-------- Supplied data --------

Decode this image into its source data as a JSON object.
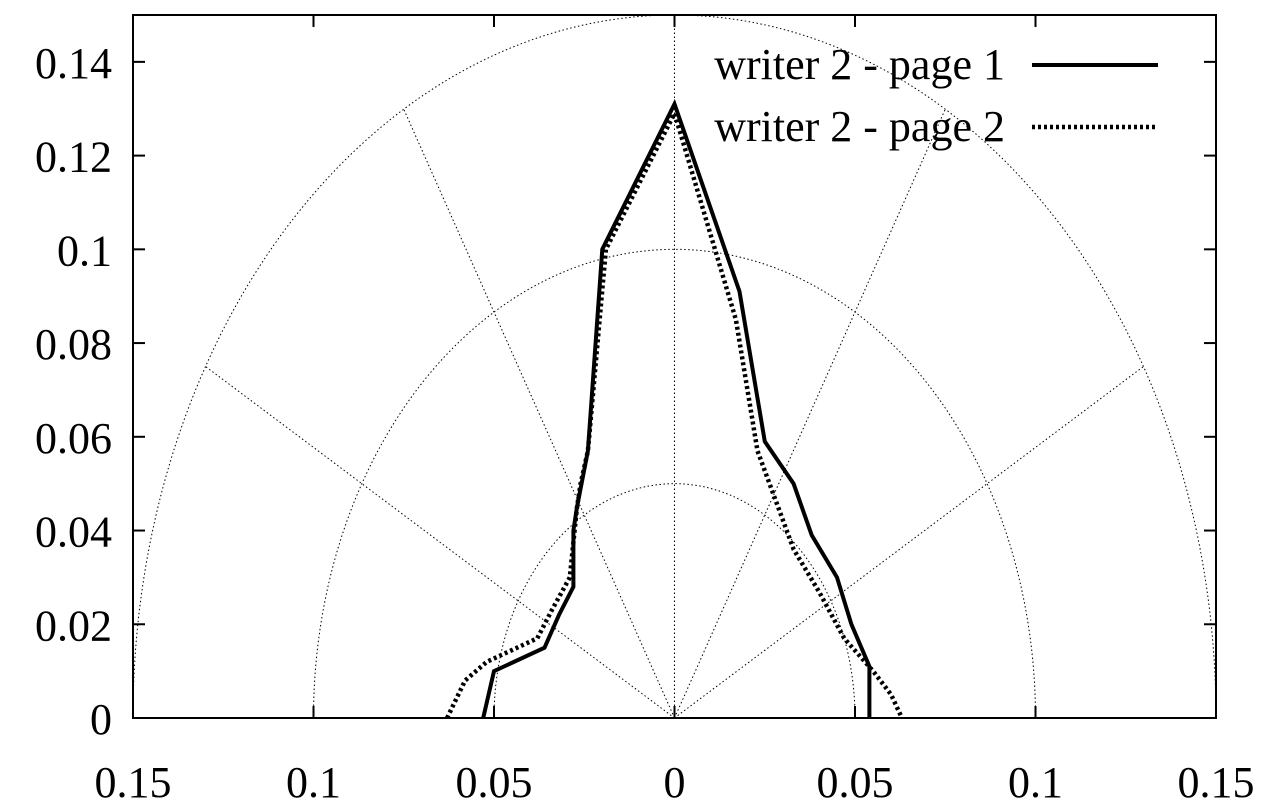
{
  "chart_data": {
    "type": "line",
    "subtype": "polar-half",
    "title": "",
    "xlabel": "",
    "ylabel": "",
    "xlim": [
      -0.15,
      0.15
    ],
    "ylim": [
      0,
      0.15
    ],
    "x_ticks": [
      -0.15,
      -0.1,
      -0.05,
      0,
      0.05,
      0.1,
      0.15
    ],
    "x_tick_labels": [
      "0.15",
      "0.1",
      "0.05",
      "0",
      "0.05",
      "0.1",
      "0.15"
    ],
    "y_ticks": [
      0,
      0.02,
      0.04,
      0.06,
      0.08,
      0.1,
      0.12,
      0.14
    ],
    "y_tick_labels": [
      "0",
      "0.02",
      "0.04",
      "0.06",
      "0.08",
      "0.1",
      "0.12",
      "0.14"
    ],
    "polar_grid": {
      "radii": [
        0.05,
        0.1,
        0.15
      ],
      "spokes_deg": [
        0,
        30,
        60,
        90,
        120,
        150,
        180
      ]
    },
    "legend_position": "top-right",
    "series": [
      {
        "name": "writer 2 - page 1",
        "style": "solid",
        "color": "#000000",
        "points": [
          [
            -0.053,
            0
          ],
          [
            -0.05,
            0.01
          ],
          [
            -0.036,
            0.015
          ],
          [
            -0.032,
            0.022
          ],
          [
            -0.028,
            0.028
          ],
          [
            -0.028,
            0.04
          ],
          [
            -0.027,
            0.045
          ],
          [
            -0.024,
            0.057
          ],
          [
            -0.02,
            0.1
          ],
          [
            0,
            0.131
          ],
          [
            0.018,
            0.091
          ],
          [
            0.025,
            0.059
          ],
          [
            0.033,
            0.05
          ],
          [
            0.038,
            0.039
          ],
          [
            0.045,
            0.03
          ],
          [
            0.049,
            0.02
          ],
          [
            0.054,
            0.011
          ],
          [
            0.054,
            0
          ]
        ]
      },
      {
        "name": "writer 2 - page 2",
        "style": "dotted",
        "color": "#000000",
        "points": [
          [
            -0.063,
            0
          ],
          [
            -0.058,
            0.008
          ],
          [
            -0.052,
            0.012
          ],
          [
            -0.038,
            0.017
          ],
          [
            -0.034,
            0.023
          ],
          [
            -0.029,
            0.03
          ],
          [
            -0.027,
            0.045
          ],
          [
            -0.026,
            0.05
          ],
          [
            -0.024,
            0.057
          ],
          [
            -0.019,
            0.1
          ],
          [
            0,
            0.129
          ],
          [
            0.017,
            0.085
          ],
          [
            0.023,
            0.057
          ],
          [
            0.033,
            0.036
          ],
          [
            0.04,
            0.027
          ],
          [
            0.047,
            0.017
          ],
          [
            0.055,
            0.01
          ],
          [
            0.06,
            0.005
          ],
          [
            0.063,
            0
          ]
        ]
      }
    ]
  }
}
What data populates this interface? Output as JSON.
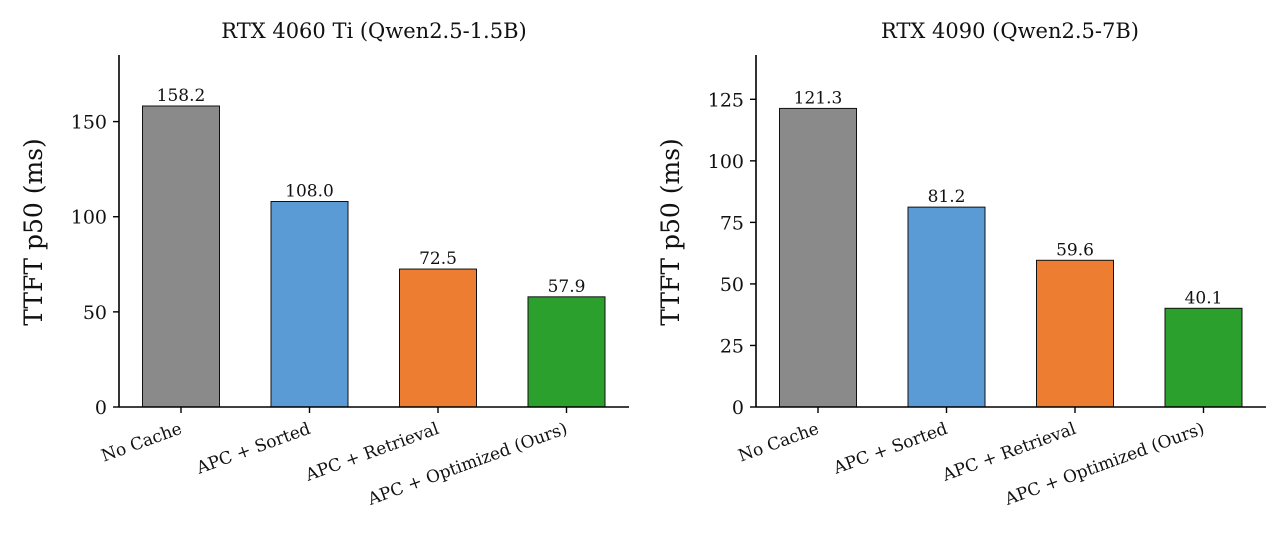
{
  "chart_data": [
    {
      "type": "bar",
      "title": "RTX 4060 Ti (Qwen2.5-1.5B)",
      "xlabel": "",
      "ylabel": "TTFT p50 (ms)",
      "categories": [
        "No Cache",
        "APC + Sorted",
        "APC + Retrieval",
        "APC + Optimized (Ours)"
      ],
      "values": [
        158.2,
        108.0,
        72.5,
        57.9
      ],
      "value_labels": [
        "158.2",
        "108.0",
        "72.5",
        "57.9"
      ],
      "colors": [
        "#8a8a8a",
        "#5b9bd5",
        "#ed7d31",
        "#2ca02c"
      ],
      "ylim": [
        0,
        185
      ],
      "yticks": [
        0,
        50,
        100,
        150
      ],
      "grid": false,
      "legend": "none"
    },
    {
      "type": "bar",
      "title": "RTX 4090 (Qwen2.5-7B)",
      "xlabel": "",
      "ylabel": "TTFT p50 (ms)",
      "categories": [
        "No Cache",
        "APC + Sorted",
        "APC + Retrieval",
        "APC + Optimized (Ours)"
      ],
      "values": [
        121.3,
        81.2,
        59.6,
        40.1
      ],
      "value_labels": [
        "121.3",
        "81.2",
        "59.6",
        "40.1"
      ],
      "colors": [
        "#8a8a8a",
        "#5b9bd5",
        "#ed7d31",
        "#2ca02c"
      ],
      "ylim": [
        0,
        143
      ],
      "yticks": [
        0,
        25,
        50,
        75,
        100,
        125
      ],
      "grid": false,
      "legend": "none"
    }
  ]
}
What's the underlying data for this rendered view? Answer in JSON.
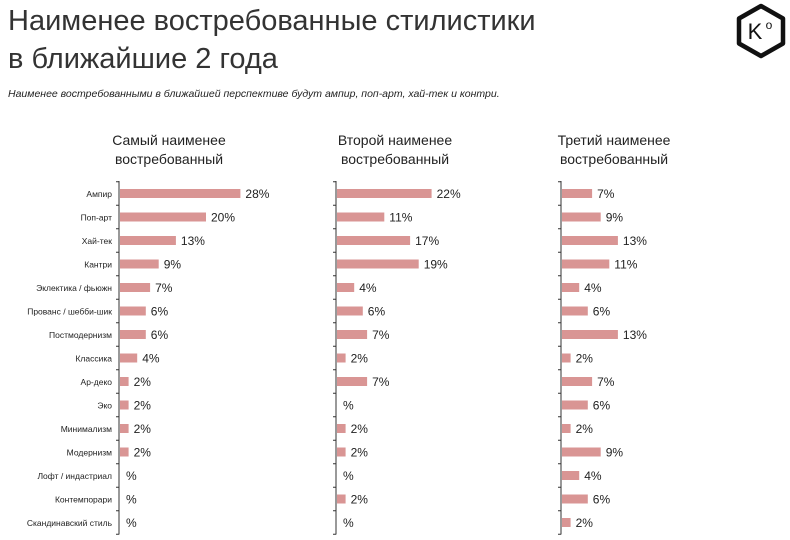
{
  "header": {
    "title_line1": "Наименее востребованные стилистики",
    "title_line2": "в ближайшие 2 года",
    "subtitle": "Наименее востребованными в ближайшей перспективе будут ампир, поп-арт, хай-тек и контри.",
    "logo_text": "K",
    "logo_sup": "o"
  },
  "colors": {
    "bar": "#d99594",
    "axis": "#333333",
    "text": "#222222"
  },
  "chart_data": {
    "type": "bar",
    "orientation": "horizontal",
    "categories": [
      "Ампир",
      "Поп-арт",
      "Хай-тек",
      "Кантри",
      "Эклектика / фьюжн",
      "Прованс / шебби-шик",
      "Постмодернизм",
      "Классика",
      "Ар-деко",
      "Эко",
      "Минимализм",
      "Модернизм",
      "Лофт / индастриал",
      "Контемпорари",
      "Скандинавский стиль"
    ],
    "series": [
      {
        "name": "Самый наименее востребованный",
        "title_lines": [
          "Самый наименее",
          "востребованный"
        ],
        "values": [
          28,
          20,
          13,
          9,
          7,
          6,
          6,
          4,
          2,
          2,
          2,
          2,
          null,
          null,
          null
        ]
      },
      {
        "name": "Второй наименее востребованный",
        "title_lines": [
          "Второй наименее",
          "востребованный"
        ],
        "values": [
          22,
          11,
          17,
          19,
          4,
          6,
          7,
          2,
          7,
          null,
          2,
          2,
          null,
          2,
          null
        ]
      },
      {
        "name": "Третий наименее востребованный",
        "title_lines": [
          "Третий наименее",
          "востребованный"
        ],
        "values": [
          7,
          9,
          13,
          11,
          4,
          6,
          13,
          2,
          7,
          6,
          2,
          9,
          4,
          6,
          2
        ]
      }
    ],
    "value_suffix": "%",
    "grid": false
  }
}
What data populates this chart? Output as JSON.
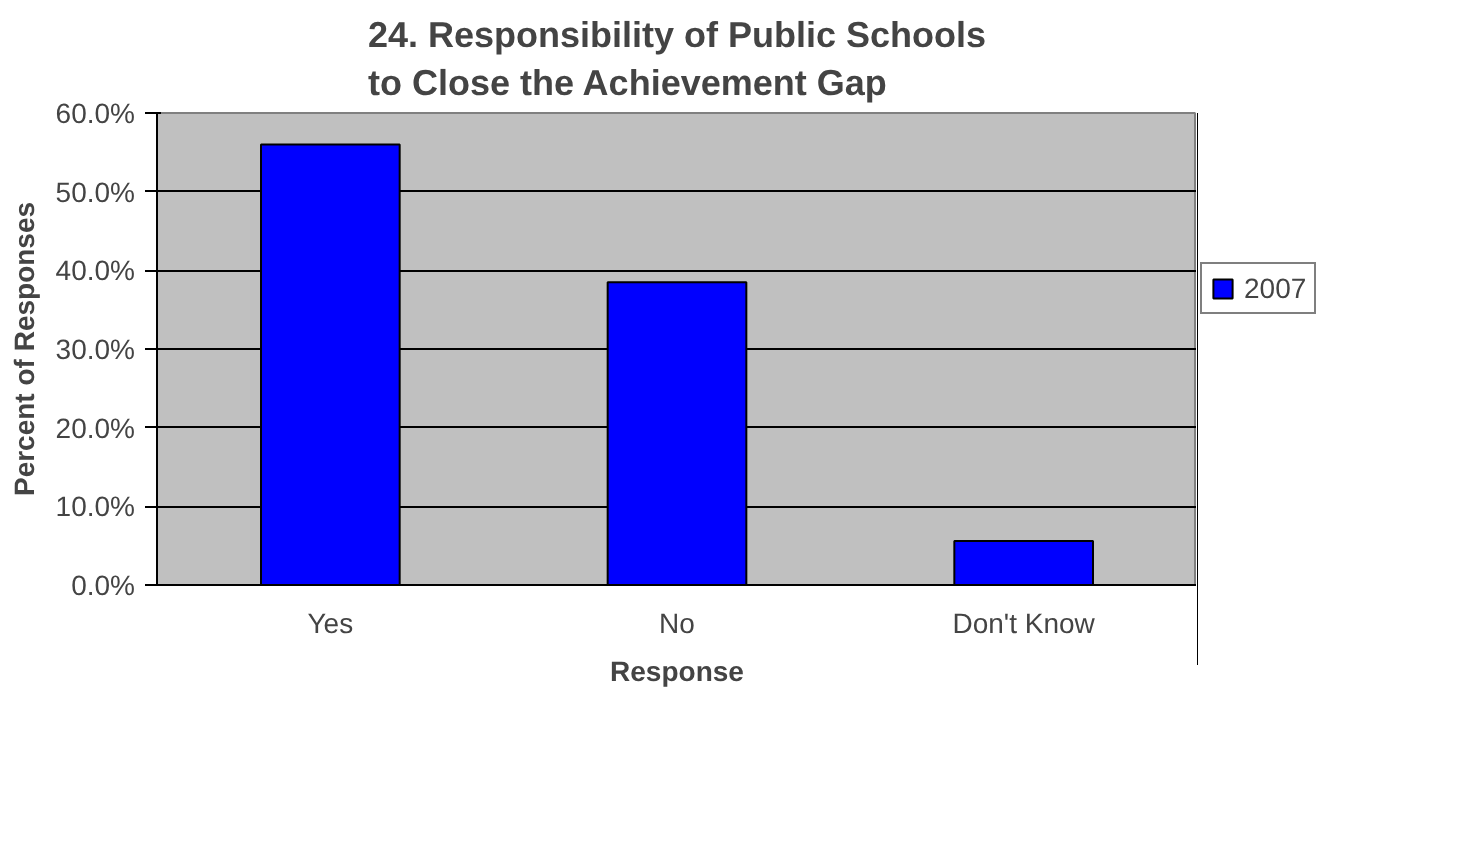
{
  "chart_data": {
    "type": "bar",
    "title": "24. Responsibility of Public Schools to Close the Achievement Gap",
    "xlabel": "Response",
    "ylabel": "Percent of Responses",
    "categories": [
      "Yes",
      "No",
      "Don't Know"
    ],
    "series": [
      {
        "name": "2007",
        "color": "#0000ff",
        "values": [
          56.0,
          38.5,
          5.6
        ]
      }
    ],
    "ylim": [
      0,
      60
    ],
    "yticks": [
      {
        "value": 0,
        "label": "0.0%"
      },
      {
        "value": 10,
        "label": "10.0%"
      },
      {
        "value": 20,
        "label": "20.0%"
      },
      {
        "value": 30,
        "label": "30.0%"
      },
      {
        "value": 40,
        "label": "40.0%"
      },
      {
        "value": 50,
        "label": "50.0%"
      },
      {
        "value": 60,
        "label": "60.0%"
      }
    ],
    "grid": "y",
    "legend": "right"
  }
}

--------

Exercise objective: Reproduce the whole listing above word for word, but not its pictures.

Final result:
Decode this image into its source data as a JSON object.
{
  "chart_data": {
    "type": "line",
    "subtype": "polar-half",
    "title": "",
    "xlabel": "",
    "ylabel": "",
    "xlim": [
      -0.15,
      0.15
    ],
    "ylim": [
      0,
      0.15
    ],
    "x_ticks": [
      -0.15,
      -0.1,
      -0.05,
      0,
      0.05,
      0.1,
      0.15
    ],
    "x_tick_labels": [
      "0.15",
      "0.1",
      "0.05",
      "0",
      "0.05",
      "0.1",
      "0.15"
    ],
    "y_ticks": [
      0,
      0.02,
      0.04,
      0.06,
      0.08,
      0.1,
      0.12,
      0.14
    ],
    "y_tick_labels": [
      "0",
      "0.02",
      "0.04",
      "0.06",
      "0.08",
      "0.1",
      "0.12",
      "0.14"
    ],
    "polar_grid": {
      "radii": [
        0.05,
        0.1,
        0.15
      ],
      "spokes_deg": [
        0,
        30,
        60,
        90,
        120,
        150,
        180
      ]
    },
    "legend_position": "top-right",
    "series": [
      {
        "name": "writer 2 - page 1",
        "style": "solid",
        "color": "#000000",
        "points": [
          [
            -0.053,
            0
          ],
          [
            -0.05,
            0.01
          ],
          [
            -0.036,
            0.015
          ],
          [
            -0.032,
            0.022
          ],
          [
            -0.028,
            0.028
          ],
          [
            -0.028,
            0.04
          ],
          [
            -0.027,
            0.045
          ],
          [
            -0.024,
            0.057
          ],
          [
            -0.02,
            0.1
          ],
          [
            0,
            0.131
          ],
          [
            0.018,
            0.091
          ],
          [
            0.025,
            0.059
          ],
          [
            0.033,
            0.05
          ],
          [
            0.038,
            0.039
          ],
          [
            0.045,
            0.03
          ],
          [
            0.049,
            0.02
          ],
          [
            0.054,
            0.011
          ],
          [
            0.054,
            0
          ]
        ]
      },
      {
        "name": "writer 2 - page 2",
        "style": "dotted",
        "color": "#000000",
        "points": [
          [
            -0.063,
            0
          ],
          [
            -0.058,
            0.008
          ],
          [
            -0.052,
            0.012
          ],
          [
            -0.038,
            0.017
          ],
          [
            -0.034,
            0.023
          ],
          [
            -0.029,
            0.03
          ],
          [
            -0.027,
            0.045
          ],
          [
            -0.026,
            0.05
          ],
          [
            -0.024,
            0.057
          ],
          [
            -0.019,
            0.1
          ],
          [
            0,
            0.129
          ],
          [
            0.017,
            0.085
          ],
          [
            0.023,
            0.057
          ],
          [
            0.033,
            0.036
          ],
          [
            0.04,
            0.027
          ],
          [
            0.047,
            0.017
          ],
          [
            0.055,
            0.01
          ],
          [
            0.06,
            0.005
          ],
          [
            0.063,
            0
          ]
        ]
      }
    ]
  }
}
What data populates this interface? Output as JSON.
{
  "chart_data": [
    {
      "type": "bar",
      "title": "RTX 4060 Ti (Qwen2.5-1.5B)",
      "xlabel": "",
      "ylabel": "TTFT p50 (ms)",
      "categories": [
        "No Cache",
        "APC + Sorted",
        "APC + Retrieval",
        "APC + Optimized (Ours)"
      ],
      "values": [
        158.2,
        108.0,
        72.5,
        57.9
      ],
      "value_labels": [
        "158.2",
        "108.0",
        "72.5",
        "57.9"
      ],
      "colors": [
        "#8a8a8a",
        "#5b9bd5",
        "#ed7d31",
        "#2ca02c"
      ],
      "ylim": [
        0,
        185
      ],
      "yticks": [
        0,
        50,
        100,
        150
      ],
      "grid": false,
      "legend": "none"
    },
    {
      "type": "bar",
      "title": "RTX 4090 (Qwen2.5-7B)",
      "xlabel": "",
      "ylabel": "TTFT p50 (ms)",
      "categories": [
        "No Cache",
        "APC + Sorted",
        "APC + Retrieval",
        "APC + Optimized (Ours)"
      ],
      "values": [
        121.3,
        81.2,
        59.6,
        40.1
      ],
      "value_labels": [
        "121.3",
        "81.2",
        "59.6",
        "40.1"
      ],
      "colors": [
        "#8a8a8a",
        "#5b9bd5",
        "#ed7d31",
        "#2ca02c"
      ],
      "ylim": [
        0,
        143
      ],
      "yticks": [
        0,
        25,
        50,
        75,
        100,
        125
      ],
      "grid": false,
      "legend": "none"
    }
  ]
}
What's the underlying data for this rendered view? Answer in JSON.
{
  "header": {
    "title_line1": "Наименее востребованные стилистики",
    "title_line2": "в ближайшие 2 года",
    "subtitle": "Наименее востребованными в ближайшей перспективе будут ампир, поп-арт, хай-тек и контри.",
    "logo_text": "K",
    "logo_sup": "o"
  },
  "colors": {
    "bar": "#d99594",
    "axis": "#333333",
    "text": "#222222"
  },
  "chart_data": {
    "type": "bar",
    "orientation": "horizontal",
    "categories": [
      "Ампир",
      "Поп-арт",
      "Хай-тек",
      "Кантри",
      "Эклектика / фьюжн",
      "Прованс / шебби-шик",
      "Постмодернизм",
      "Классика",
      "Ар-деко",
      "Эко",
      "Минимализм",
      "Модернизм",
      "Лофт / индастриал",
      "Контемпорари",
      "Скандинавский стиль"
    ],
    "series": [
      {
        "name": "Самый наименее востребованный",
        "title_lines": [
          "Самый наименее",
          "востребованный"
        ],
        "values": [
          28,
          20,
          13,
          9,
          7,
          6,
          6,
          4,
          2,
          2,
          2,
          2,
          null,
          null,
          null
        ]
      },
      {
        "name": "Второй наименее востребованный",
        "title_lines": [
          "Второй наименее",
          "востребованный"
        ],
        "values": [
          22,
          11,
          17,
          19,
          4,
          6,
          7,
          2,
          7,
          null,
          2,
          2,
          null,
          2,
          null
        ]
      },
      {
        "name": "Третий наименее востребованный",
        "title_lines": [
          "Третий наименее",
          "востребованный"
        ],
        "values": [
          7,
          9,
          13,
          11,
          4,
          6,
          13,
          2,
          7,
          6,
          2,
          9,
          4,
          6,
          2
        ]
      }
    ],
    "value_suffix": "%",
    "grid": false
  }
}
What data populates this chart? Output as JSON.
{
  "chart_data": {
    "type": "bar",
    "title": "24. Responsibility of Public Schools to Close the Achievement Gap",
    "xlabel": "Response",
    "ylabel": "Percent of Responses",
    "categories": [
      "Yes",
      "No",
      "Don't Know"
    ],
    "series": [
      {
        "name": "2007",
        "color": "#0000ff",
        "values": [
          56.0,
          38.5,
          5.6
        ]
      }
    ],
    "ylim": [
      0,
      60
    ],
    "yticks": [
      {
        "value": 0,
        "label": "0.0%"
      },
      {
        "value": 10,
        "label": "10.0%"
      },
      {
        "value": 20,
        "label": "20.0%"
      },
      {
        "value": 30,
        "label": "30.0%"
      },
      {
        "value": 40,
        "label": "40.0%"
      },
      {
        "value": 50,
        "label": "50.0%"
      },
      {
        "value": 60,
        "label": "60.0%"
      }
    ],
    "grid": "y",
    "legend": "right"
  }
}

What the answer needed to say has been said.